Data entries for graphics
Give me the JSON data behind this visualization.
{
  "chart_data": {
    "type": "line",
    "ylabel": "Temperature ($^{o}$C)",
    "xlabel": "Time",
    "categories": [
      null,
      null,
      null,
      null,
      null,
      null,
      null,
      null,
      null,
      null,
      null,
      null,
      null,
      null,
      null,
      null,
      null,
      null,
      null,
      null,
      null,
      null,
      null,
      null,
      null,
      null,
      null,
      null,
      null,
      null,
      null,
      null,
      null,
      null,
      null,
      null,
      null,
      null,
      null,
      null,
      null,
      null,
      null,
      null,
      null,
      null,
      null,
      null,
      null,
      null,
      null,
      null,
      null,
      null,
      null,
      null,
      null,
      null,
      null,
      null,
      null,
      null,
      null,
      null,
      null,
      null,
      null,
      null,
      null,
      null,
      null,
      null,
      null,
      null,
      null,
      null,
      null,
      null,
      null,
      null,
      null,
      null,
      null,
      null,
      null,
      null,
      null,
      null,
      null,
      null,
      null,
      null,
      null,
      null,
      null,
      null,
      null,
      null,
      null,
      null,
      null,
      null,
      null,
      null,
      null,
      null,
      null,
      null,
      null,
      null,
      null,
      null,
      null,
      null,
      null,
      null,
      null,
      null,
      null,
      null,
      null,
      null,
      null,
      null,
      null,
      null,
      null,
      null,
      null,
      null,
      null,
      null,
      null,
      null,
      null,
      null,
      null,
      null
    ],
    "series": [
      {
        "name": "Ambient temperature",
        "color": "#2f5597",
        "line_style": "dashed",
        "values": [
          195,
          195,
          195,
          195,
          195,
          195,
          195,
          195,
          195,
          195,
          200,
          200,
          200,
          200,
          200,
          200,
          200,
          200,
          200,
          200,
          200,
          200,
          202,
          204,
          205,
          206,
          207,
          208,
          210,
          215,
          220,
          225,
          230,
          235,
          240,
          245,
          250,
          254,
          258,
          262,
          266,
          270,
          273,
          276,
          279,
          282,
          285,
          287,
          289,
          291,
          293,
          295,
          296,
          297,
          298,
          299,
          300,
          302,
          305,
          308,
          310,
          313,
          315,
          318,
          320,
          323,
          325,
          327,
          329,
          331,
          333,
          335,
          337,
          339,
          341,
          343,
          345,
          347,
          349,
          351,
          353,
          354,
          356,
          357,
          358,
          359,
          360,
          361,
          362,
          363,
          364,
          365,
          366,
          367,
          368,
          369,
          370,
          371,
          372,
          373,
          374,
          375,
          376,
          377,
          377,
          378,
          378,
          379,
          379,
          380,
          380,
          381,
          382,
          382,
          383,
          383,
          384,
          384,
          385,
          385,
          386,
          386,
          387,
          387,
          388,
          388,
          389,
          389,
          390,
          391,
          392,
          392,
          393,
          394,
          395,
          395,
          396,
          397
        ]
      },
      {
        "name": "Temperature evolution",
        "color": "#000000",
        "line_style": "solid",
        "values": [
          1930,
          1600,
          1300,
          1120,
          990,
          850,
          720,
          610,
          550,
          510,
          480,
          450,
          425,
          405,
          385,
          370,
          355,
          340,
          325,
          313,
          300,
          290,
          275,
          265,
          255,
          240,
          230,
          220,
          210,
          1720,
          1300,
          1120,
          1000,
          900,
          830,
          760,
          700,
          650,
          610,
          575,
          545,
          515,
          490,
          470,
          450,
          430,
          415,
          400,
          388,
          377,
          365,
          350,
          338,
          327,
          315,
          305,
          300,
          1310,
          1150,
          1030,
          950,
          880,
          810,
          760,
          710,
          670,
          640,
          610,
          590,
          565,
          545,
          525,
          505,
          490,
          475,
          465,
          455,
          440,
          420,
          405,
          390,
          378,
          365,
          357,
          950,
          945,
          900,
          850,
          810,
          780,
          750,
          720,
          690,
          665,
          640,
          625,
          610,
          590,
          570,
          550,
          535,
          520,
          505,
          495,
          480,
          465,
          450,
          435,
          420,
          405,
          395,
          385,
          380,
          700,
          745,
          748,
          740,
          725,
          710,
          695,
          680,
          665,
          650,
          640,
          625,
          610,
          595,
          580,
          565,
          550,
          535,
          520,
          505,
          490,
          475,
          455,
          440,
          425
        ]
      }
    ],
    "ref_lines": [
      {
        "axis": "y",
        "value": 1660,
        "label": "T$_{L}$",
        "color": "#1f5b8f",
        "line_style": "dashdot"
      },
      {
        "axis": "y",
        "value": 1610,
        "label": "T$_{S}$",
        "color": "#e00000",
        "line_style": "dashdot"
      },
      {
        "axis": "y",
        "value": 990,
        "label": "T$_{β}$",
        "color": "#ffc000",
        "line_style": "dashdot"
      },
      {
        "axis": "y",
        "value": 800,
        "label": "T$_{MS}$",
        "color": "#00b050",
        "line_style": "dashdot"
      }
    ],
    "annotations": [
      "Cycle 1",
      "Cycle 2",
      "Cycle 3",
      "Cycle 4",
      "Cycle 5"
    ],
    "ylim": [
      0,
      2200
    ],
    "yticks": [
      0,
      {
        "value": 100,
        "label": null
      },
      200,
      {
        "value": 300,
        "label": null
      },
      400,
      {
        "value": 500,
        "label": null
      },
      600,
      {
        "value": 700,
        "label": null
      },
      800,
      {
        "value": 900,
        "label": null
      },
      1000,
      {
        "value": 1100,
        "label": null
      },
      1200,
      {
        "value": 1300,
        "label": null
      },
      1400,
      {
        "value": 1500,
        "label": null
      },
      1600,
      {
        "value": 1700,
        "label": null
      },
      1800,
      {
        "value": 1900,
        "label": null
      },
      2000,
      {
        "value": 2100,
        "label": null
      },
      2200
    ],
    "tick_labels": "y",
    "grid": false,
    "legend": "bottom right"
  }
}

- Stated problem -
Count every line above that holds the string "name" and give the total, nothing more.

- Answer to this problem -
2